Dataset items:
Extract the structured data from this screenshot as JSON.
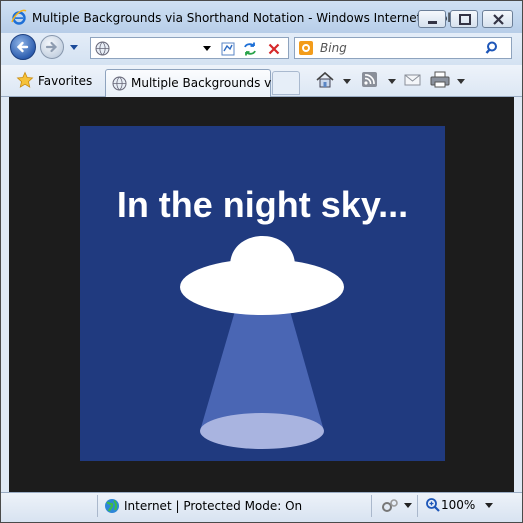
{
  "window": {
    "title": "Multiple Backgrounds via Shorthand Notation - Windows Internet Expl..."
  },
  "navigation": {
    "address_value": "",
    "search_placeholder": "Bing"
  },
  "favorites_bar": {
    "favorites_label": "Favorites",
    "active_tab_label": "Multiple Backgrounds vi..."
  },
  "page": {
    "heading": "In the night sky...",
    "colors": {
      "page_background": "#1c1c1c",
      "sky": "#203a7f",
      "ufo": "#ffffff",
      "beam": "#4a66b4",
      "beam_spot": "#a9b4e0"
    }
  },
  "status_bar": {
    "zone_text": "Internet | Protected Mode: On",
    "zoom": "100%"
  },
  "icons": {
    "app": "ie-logo-icon",
    "back": "back-arrow-icon",
    "forward": "forward-arrow-icon",
    "compat": "compatibility-view-icon",
    "refresh": "refresh-icon",
    "stop": "stop-icon",
    "search": "search-icon",
    "home": "home-icon",
    "feeds": "rss-feed-icon",
    "mail": "mail-icon",
    "print": "print-icon",
    "globe": "globe-icon",
    "settings": "security-settings-icon",
    "zoom": "zoom-icon"
  }
}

- _The problem_: Quote every record above exactly, leaving out any pictures.

- _Task solution_:
Extract the structured data from this screenshot as JSON.
{
  "window": {
    "title": "Multiple Backgrounds via Shorthand Notation - Windows Internet Expl..."
  },
  "navigation": {
    "address_value": "",
    "search_placeholder": "Bing"
  },
  "favorites_bar": {
    "favorites_label": "Favorites",
    "active_tab_label": "Multiple Backgrounds vi..."
  },
  "page": {
    "heading": "In the night sky...",
    "colors": {
      "page_background": "#1c1c1c",
      "sky": "#203a7f",
      "ufo": "#ffffff",
      "beam": "#4a66b4",
      "beam_spot": "#a9b4e0"
    }
  },
  "status_bar": {
    "zone_text": "Internet | Protected Mode: On",
    "zoom": "100%"
  },
  "icons": {
    "app": "ie-logo-icon",
    "back": "back-arrow-icon",
    "forward": "forward-arrow-icon",
    "compat": "compatibility-view-icon",
    "refresh": "refresh-icon",
    "stop": "stop-icon",
    "search": "search-icon",
    "home": "home-icon",
    "feeds": "rss-feed-icon",
    "mail": "mail-icon",
    "print": "print-icon",
    "globe": "globe-icon",
    "settings": "security-settings-icon",
    "zoom": "zoom-icon"
  }
}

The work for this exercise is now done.